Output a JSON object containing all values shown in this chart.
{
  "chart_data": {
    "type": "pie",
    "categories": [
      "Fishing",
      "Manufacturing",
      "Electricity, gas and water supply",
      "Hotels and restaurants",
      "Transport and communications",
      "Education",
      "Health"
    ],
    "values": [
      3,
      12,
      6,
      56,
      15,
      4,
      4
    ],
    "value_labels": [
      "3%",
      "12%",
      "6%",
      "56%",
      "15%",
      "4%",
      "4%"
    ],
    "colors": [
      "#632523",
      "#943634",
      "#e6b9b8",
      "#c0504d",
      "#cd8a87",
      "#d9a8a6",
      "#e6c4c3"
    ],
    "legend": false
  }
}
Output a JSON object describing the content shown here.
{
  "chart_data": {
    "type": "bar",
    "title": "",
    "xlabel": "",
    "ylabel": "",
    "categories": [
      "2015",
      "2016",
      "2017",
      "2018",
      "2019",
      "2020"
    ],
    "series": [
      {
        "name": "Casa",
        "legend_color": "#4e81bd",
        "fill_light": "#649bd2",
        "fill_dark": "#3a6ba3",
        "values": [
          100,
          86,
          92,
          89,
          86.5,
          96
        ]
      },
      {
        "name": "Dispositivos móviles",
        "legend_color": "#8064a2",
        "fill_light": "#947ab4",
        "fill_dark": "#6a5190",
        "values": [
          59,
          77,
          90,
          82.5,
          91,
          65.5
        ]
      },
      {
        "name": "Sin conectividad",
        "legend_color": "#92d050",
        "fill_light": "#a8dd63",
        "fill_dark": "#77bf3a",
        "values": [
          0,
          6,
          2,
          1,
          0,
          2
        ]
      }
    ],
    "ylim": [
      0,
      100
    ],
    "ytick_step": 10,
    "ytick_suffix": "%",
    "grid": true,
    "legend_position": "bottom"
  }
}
+ + + +
Gather, from the listing above, every line carrying the word "object".

OUTPUT OF THE EXERCISE:
Output a JSON object containing all values shown in this chart.
Output a JSON object describing the content shown here.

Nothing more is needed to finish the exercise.